◆ Task instructions ◆
Show every line containing "subtitle" by copying it.

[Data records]
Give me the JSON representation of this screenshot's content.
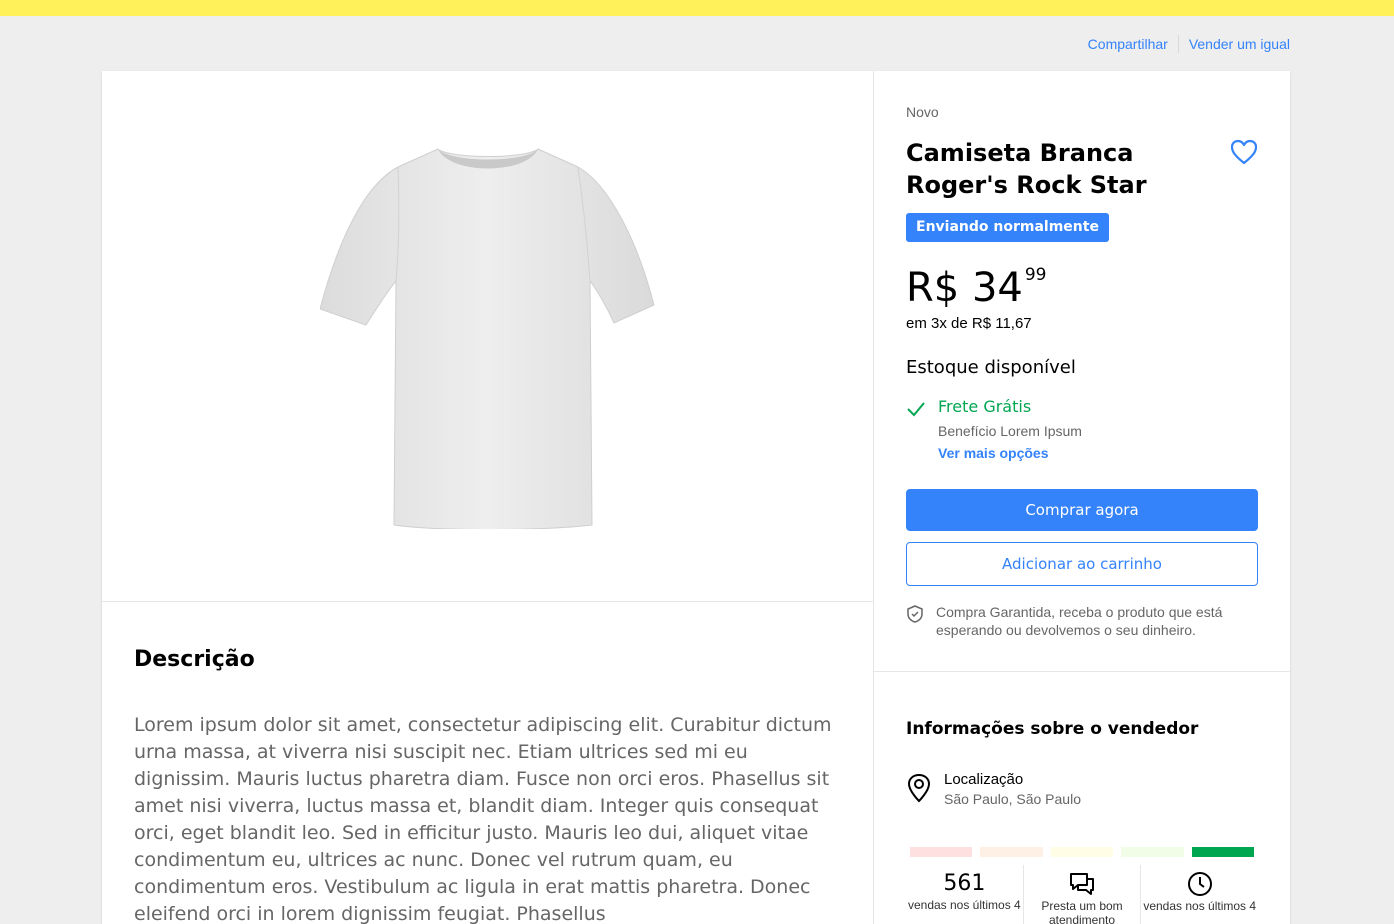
{
  "header": {
    "share_label": "Compartilhar",
    "sell_similar_label": "Vender um igual"
  },
  "colors": {
    "topbar": "#fff159",
    "accent": "#3483fa",
    "success": "#00a650"
  },
  "product": {
    "condition": "Novo",
    "title": "Camiseta Branca Roger's Rock Star",
    "badge": "Enviando normalmente",
    "price_main": "R$ 34",
    "price_cents": "99",
    "installments": "em 3x de R$ 11,67",
    "stock": "Estoque disponível",
    "favorite_icon": "heart-icon"
  },
  "shipping": {
    "title": "Frete Grátis",
    "subtitle": "Benefício Lorem Ipsum",
    "more_link": "Ver mais opções"
  },
  "actions": {
    "buy_now": "Comprar agora",
    "add_to_cart": "Adicionar ao carrinho"
  },
  "guarantee": {
    "text": "Compra Garantida, receba o produto que está esperando ou devolvemos o seu dinheiro."
  },
  "description": {
    "heading": "Descrição",
    "body": "Lorem ipsum dolor sit amet, consectetur adipiscing elit. Curabitur dictum urna massa, at viverra nisi suscipit nec. Etiam ultrices sed mi eu dignissim. Mauris luctus pharetra diam. Fusce non orci eros. Phasellus sit amet nisi viverra, luctus massa et, blandit diam. Integer quis consequat orci, eget blandit leo. Sed in efficitur justo. Mauris leo dui, aliquet vitae condimentum eu, ultrices ac nunc. Donec vel rutrum quam, eu condimentum eros. Vestibulum ac ligula in erat mattis pharetra. Donec eleifend orci in lorem dignissim feugiat. Phasellus"
  },
  "seller": {
    "heading": "Informações sobre o vendedor",
    "location_label": "Localização",
    "location_value": "São Paulo, São Paulo",
    "reputation_colors": [
      "#fee0e0",
      "#fff0e6",
      "#fffde6",
      "#f1fde6",
      "#00a650"
    ],
    "stats": {
      "sales_count": "561",
      "sales_label": "vendas nos últimos 4",
      "service_label": "Presta um bom atendimento",
      "delivery_label": "vendas nos últimos 4"
    }
  }
}
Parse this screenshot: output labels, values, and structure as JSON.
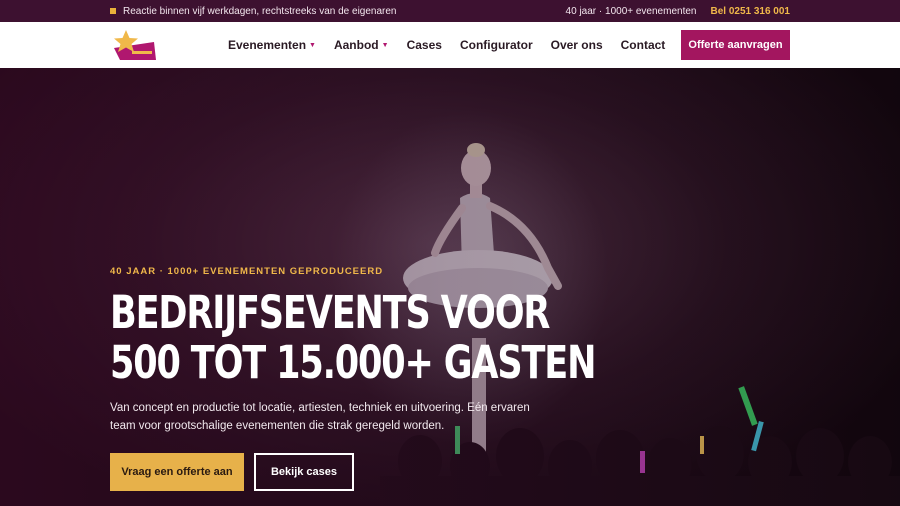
{
  "topbar": {
    "notice": "Reactie binnen vijf werkdagen, rechtstreeks van de eigenaren",
    "stats": "40 jaar · 1000+ evenementen",
    "phone": "Bel 0251 316 001"
  },
  "nav": {
    "items": [
      {
        "label": "Evenementen",
        "has_dropdown": true
      },
      {
        "label": "Aanbod",
        "has_dropdown": true
      },
      {
        "label": "Cases",
        "has_dropdown": false
      },
      {
        "label": "Configurator",
        "has_dropdown": false
      },
      {
        "label": "Over ons",
        "has_dropdown": false
      },
      {
        "label": "Contact",
        "has_dropdown": false
      }
    ],
    "cta": "Offerte aanvragen"
  },
  "hero": {
    "kicker": "40 JAAR · 1000+ EVENEMENTEN GEPRODUCEERD",
    "headline_line1": "BEDRIJFSEVENTS VOOR",
    "headline_line2": "500 TOT 15.000+ GASTEN",
    "subtitle": "Van concept en productie tot locatie, artiesten, techniek en uitvoering. Eén ervaren team voor grootschalige evenementen die strak geregeld worden.",
    "primary_button": "Vraag een offerte aan",
    "secondary_button": "Bekijk cases"
  },
  "colors": {
    "brand": "#a3165f",
    "accent": "#e7b14a",
    "topbar": "#3d1130"
  },
  "icons": [
    "star-logo-icon",
    "caret-down-icon",
    "bullet-square-icon"
  ]
}
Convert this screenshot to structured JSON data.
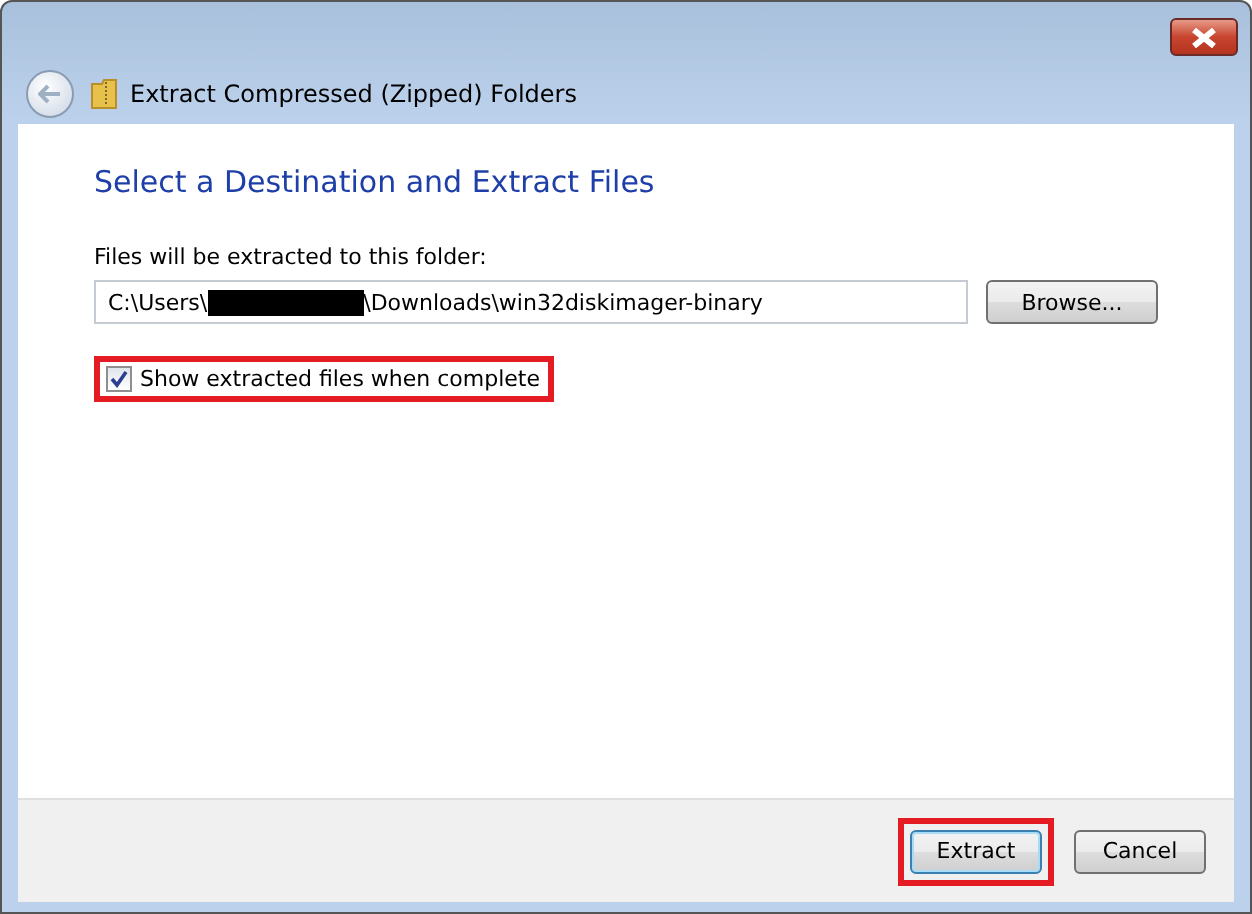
{
  "window": {
    "title": "Extract Compressed (Zipped) Folders"
  },
  "heading": "Select a Destination and Extract Files",
  "destination": {
    "label": "Files will be extracted to this folder:",
    "path_start": "C:\\Users\\",
    "redacted": true,
    "path_end": "\\Downloads\\win32diskimager-binary",
    "browse": "Browse..."
  },
  "show_files": {
    "label": "Show extracted files when complete",
    "checked": true,
    "highlighted": true
  },
  "buttons": [
    {
      "label": "Extract",
      "default": true,
      "highlighted": true
    },
    {
      "label": "Cancel",
      "default": false,
      "highlighted": false
    }
  ]
}
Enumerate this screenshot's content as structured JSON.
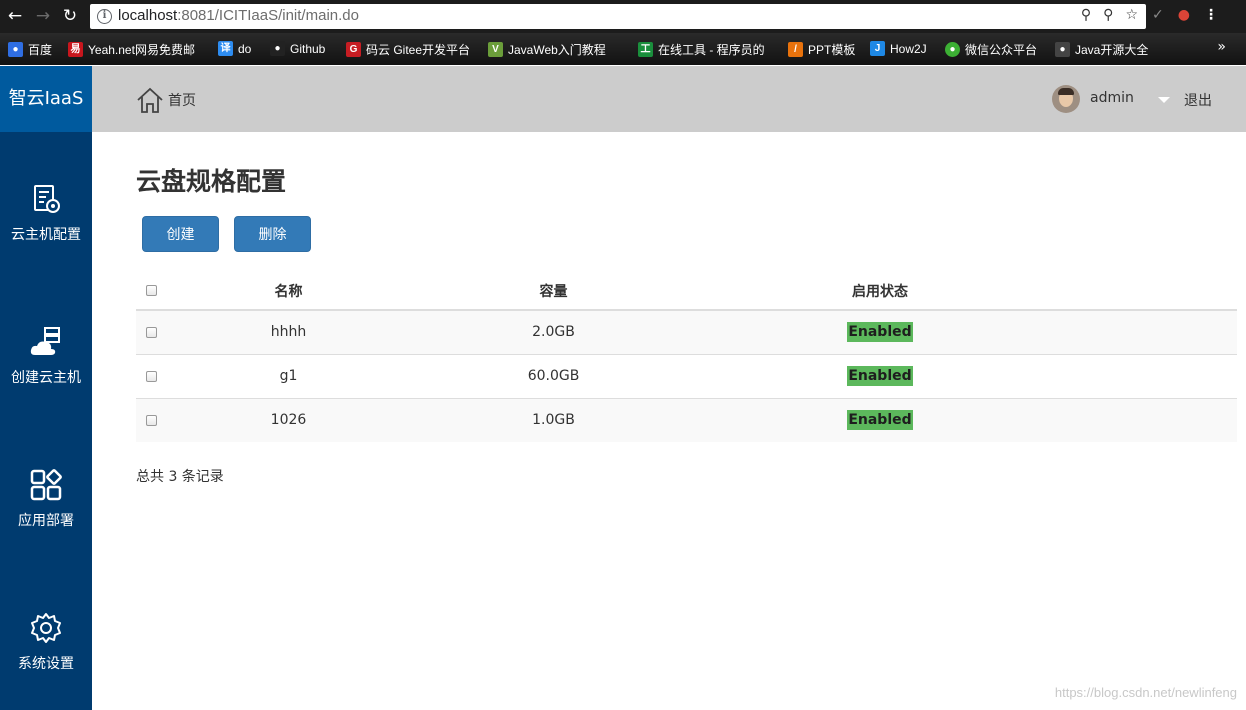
{
  "browser": {
    "url_host": "localhost",
    "url_rest": ":8081/ICITIaaS/init/main.do",
    "bookmarks": [
      {
        "label": "百度",
        "icon": "baidu-icon",
        "color": "#2f6ee3"
      },
      {
        "label": "Yeah.net网易免费邮",
        "icon": "netease-icon",
        "color": "#c8161d"
      },
      {
        "label": "do",
        "icon": "translate-icon",
        "color": "#2d8cf0"
      },
      {
        "label": "Github",
        "icon": "github-icon",
        "color": "#222222"
      },
      {
        "label": "码云 Gitee开发平台",
        "icon": "gitee-icon",
        "color": "#c71d23"
      },
      {
        "label": "JavaWeb入门教程",
        "icon": "javaweb-icon",
        "color": "#6b9e3a"
      },
      {
        "label": "在线工具 - 程序员的",
        "icon": "tool-icon",
        "color": "#1a8f3c"
      },
      {
        "label": "PPT模板",
        "icon": "ppt-icon",
        "color": "#e8720c"
      },
      {
        "label": "How2J",
        "icon": "how2j-icon",
        "color": "#1e88e5"
      },
      {
        "label": "微信公众平台",
        "icon": "wechat-icon",
        "color": "#3cb034"
      },
      {
        "label": "Java开源大全",
        "icon": "java-icon",
        "color": "#444444"
      }
    ]
  },
  "app": {
    "brand": "智云IaaS",
    "sidebar": [
      {
        "label": "云主机配置",
        "icon": "config-icon"
      },
      {
        "label": "创建云主机",
        "icon": "cloud-server-icon"
      },
      {
        "label": "应用部署",
        "icon": "apps-icon"
      },
      {
        "label": "系统设置",
        "icon": "gear-icon"
      }
    ],
    "breadcrumb": "首页",
    "user": "admin",
    "logout": "退出"
  },
  "main": {
    "title": "云盘规格配置",
    "create_label": "创建",
    "delete_label": "删除",
    "columns": {
      "name": "名称",
      "capacity": "容量",
      "status": "启用状态"
    },
    "rows": [
      {
        "name": "hhhh",
        "capacity": "2.0GB",
        "status": "Enabled"
      },
      {
        "name": "g1",
        "capacity": "60.0GB",
        "status": "Enabled"
      },
      {
        "name": "1026",
        "capacity": "1.0GB",
        "status": "Enabled"
      }
    ],
    "total_text": "总共 3 条记录"
  },
  "watermark": "https://blog.csdn.net/newlinfeng",
  "colors": {
    "sidebar": "#003b6f",
    "brand": "#005a9e",
    "button": "#337ab7",
    "badge": "#5cb85c"
  }
}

◆ Solved exercise ◆
    "subtitle": "Benefício Lorem Ipsum",
    "subtitle": "Van concept en productie tot locatie, artiesten, techniek en uitvoering. Eén ervaren team voor grootschalige evenementen die strak geregeld worden.",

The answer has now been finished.